>> BEGIN Excerpt provided

K-Means Algorithm

Scroll down to the first section for industrial and e.g. HR application examples.

Industrial and e.g. HR Application Examples (Non-industrial examples, such as HR, are located below the industrial example block.):

Industrial Use Case:

K-Means is effectively applied in manufacturing to optimize production processes and classify products or machinery. It’s a simple yet powerful clustering method that helps in data grouping.

Manufacturing Example: Quality Control and Product Classification Imagine an electronics components manufacturing plant producing various sensors where quality control is crucial, as the components’ performance and specifications may vary slightly. The goal is to group these components into categories that meet specific quality standards, making it easier to identify defective products.

How does K-Means work in this example?

Data Collection:

Gather data on each manufactured sensor, such as resistance, temperature sensitivity, electrical conductivity, size, and other characteristics. These features form the basis for grouping the products.

>> END Excerpt provided

- _Work instructions_:
• a. Print the passage of the K-Means text starting at "Scroll down to" and ending at "in data grouping.".
• b. Answer these questions using the K-Means text:
(i) What does the plant in the manufacturing example produce?
(ii) Which features of each sensor does the data collection step gather?
(iii) Where are the non-industrial examples, such as HR, located?
• c. Write the next part of the K-Means text, picking up after its last sentence.
The entries that come after the K-Means text aren't needed for any of this work.

>> BEGIN Provided records

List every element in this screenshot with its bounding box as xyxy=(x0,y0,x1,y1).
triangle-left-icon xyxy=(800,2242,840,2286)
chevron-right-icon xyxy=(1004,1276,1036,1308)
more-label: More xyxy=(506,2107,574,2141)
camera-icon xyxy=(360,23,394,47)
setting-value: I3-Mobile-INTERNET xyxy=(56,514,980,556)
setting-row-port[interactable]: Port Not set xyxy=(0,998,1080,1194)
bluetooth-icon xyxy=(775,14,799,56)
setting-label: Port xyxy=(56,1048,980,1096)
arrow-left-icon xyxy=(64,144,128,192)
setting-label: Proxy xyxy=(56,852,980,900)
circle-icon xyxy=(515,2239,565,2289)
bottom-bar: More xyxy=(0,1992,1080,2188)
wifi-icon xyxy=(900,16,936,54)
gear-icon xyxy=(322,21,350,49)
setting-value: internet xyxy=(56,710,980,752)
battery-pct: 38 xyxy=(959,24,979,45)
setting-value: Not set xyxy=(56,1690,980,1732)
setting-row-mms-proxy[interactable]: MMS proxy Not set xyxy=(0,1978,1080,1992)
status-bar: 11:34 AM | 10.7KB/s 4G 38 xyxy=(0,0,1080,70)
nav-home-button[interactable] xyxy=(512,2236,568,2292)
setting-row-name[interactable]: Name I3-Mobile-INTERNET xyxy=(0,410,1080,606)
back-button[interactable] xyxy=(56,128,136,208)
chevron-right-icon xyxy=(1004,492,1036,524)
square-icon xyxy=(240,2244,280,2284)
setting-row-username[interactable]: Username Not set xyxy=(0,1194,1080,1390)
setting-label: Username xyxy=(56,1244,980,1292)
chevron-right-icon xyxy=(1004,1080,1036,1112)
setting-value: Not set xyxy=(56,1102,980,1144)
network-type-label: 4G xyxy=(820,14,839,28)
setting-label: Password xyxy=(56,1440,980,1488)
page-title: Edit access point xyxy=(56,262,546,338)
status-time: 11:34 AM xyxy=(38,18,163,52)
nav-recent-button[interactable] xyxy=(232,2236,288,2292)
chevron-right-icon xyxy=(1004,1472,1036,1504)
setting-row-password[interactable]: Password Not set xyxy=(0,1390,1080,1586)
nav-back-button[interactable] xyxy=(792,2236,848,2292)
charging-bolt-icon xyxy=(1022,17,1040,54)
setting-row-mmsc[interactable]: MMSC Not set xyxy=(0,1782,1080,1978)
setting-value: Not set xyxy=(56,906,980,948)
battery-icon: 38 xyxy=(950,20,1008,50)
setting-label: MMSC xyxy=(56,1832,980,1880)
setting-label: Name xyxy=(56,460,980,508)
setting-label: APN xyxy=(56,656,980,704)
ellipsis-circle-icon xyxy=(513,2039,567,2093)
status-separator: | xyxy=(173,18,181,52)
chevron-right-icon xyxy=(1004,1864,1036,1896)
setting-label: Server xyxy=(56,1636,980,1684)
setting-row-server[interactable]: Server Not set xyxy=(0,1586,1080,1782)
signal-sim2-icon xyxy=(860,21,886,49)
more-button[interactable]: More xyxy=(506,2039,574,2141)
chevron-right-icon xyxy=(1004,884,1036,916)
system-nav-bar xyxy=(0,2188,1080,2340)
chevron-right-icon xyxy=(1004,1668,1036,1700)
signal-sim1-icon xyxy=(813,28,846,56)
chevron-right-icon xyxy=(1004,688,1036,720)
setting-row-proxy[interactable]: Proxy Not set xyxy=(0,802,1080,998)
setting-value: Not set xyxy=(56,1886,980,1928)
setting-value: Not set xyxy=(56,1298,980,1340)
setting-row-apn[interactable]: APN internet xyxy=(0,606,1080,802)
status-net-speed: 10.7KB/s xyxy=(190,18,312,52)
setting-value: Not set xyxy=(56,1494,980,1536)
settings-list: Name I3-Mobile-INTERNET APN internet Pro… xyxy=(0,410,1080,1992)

>> END Provided records

- _Results for the exercise_:
• a.
Scroll down to the first section for industrial and e.g. HR application examples.

Industrial and e.g. HR Application Examples (Non-industrial examples, such as HR, are located below the industrial example block.):

Industrial Use Case:

K-Means is effectively applied in manufacturing to optimize production processes and classify products or machinery. It’s a simple yet powerful clustering method that helps in data grouping.

• b.
(i) Various sensors, as an electronics components manufacturing plant.
(ii) Resistance, temperature sensitivity, electrical conductivity, size, and other characteristics.
(iii) Below the industrial example block.

• c.
Applying the K-Means Algorithm:

Use the K-Means algorithm to create a predetermined number of clusters (e.g., 3 or 4) representing different quality categories. The number of clusters depends on allowable variations and quality expectations in the factory, such as “excellent quality,” “acceptable quality,” “average quality,” and “defective” product groups.

Identifying Clusters and Anomalies:

After clustering, each product is assigned to a group based on its proximity to the nearest centroid. Defective or out-of-range products are those far from any cluster centroids, indicating they might need further inspection or correction

Quality Control and Decision Making:

Products categorized as “defective” can be flagged for immediate review, allowing quick detection of manufacturing issues. Decisions can also be made based on “average” and “excellent” clusters, such as targeting different market segments or pricing strategies.

Production Optimization:

By analyzing inter-cluster differences, it becomes possible to identify production parameters causing quality variations. For instance, optimizing temperature control might increase the proportion of “excellent quality” products.

HR Example:

Identifying Career Development Paths

K-Means can be used to identify career development paths based on employees’ skill levels and experience. For instance, a company can cluster employees using parameters like years of service, number of positions held, and various skill proficiencies. The results can help develop tailored career progression plans for each group.

Defining Recruitment Target Groups

K-Means clustering can also be applied to data on potential new hires to identify different recruitment target groups. For example, if the recruitment database contains data on previous candidates (e.g., education, experience, skills), the candidates can be grouped accordingly. Each cluster can then have a specific recruitment strategy tailored to its profiles.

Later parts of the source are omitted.